— To be done —
Gather all lines containing the string "again" and copy them out.
## Begin Material provided
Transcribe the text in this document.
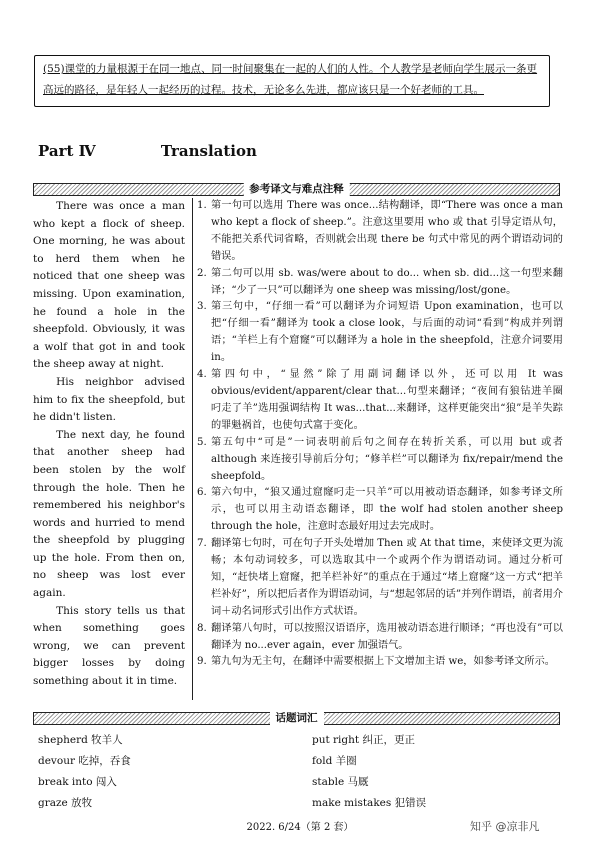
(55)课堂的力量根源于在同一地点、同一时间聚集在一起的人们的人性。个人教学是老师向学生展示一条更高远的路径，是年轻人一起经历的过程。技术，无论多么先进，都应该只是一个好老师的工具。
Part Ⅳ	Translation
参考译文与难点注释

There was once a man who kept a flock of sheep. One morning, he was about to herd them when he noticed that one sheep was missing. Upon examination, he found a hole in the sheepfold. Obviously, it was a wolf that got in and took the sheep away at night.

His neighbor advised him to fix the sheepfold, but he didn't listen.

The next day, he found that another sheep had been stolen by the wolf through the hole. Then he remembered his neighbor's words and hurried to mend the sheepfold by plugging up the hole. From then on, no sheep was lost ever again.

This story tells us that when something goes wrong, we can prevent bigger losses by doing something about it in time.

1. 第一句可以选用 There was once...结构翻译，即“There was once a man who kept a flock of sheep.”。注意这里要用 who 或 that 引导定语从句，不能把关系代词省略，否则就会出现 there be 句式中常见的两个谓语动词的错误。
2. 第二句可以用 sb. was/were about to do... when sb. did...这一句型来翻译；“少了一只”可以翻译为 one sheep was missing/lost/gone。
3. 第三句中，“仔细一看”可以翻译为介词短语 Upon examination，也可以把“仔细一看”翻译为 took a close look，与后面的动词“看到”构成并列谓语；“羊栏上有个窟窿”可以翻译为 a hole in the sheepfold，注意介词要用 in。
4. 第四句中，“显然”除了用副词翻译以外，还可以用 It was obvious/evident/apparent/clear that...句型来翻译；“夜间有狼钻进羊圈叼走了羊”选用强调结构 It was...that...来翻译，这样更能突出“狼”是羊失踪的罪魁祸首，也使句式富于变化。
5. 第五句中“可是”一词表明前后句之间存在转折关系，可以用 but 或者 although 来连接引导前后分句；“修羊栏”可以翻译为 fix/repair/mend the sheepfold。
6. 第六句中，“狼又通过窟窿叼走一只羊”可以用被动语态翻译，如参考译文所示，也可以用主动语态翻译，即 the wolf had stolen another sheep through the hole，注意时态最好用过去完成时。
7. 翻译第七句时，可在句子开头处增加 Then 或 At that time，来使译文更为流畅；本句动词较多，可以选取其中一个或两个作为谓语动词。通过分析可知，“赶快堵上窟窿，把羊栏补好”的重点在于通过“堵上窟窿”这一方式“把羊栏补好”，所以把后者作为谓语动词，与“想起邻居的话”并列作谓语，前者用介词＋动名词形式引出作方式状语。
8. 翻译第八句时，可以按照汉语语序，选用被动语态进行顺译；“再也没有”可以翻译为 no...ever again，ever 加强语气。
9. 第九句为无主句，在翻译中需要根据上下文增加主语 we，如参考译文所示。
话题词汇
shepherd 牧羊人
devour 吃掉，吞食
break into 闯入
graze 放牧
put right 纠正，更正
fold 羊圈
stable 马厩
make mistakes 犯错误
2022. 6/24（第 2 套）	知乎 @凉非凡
## End Material provided
## Begin Material provided
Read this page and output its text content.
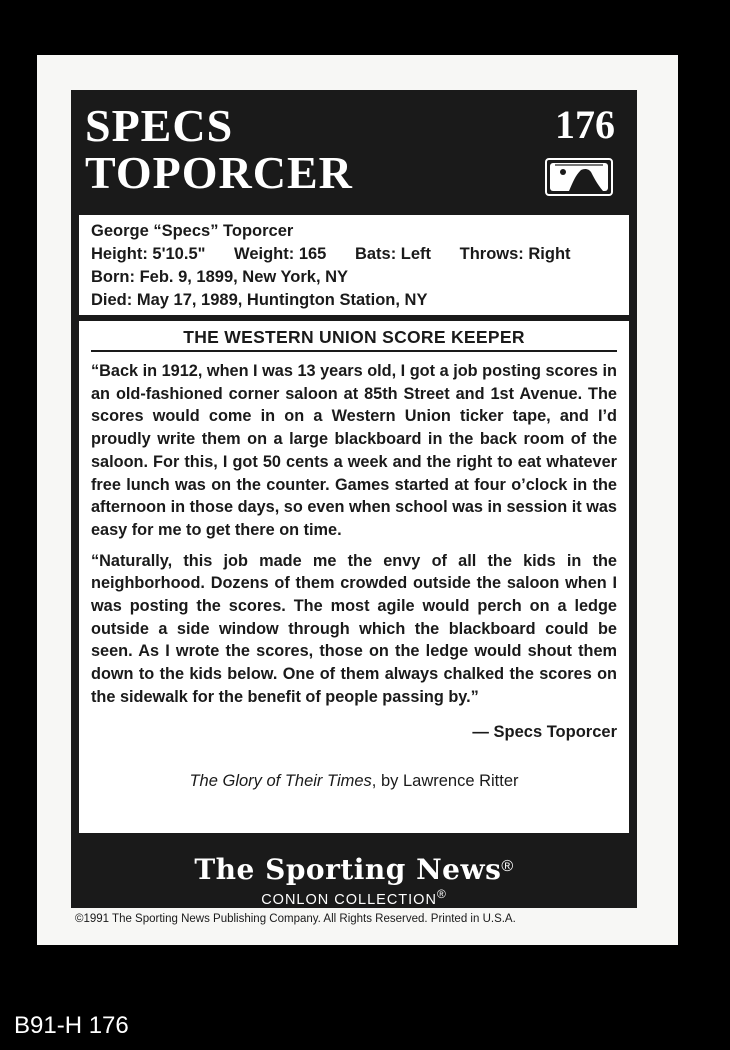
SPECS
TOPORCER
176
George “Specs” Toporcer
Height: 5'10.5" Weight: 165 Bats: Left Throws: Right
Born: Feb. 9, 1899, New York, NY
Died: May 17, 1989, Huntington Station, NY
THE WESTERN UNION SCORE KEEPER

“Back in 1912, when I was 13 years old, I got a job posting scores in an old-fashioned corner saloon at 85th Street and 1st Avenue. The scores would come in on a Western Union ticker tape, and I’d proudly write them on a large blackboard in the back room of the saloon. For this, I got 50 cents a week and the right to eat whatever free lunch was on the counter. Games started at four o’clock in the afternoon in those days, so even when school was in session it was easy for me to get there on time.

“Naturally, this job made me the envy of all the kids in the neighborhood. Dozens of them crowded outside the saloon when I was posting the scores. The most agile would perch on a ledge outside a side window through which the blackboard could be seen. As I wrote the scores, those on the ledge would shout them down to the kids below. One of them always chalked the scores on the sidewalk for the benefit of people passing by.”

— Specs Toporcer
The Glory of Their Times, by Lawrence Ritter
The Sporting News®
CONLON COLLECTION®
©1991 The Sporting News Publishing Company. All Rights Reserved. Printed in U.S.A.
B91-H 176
## End Material provided
— Result —
The next day, he found that another sheep had been stolen by the wolf through the hole. Then he remembered his neighbor's words and hurried to mend the sheepfold by plugging up the hole. From then on, no sheep was lost ever again.
8. 翻译第八句时，可以按照汉语语序，选用被动语态进行顺译；“再也没有”可以翻译为 no...ever again，ever 加强语气。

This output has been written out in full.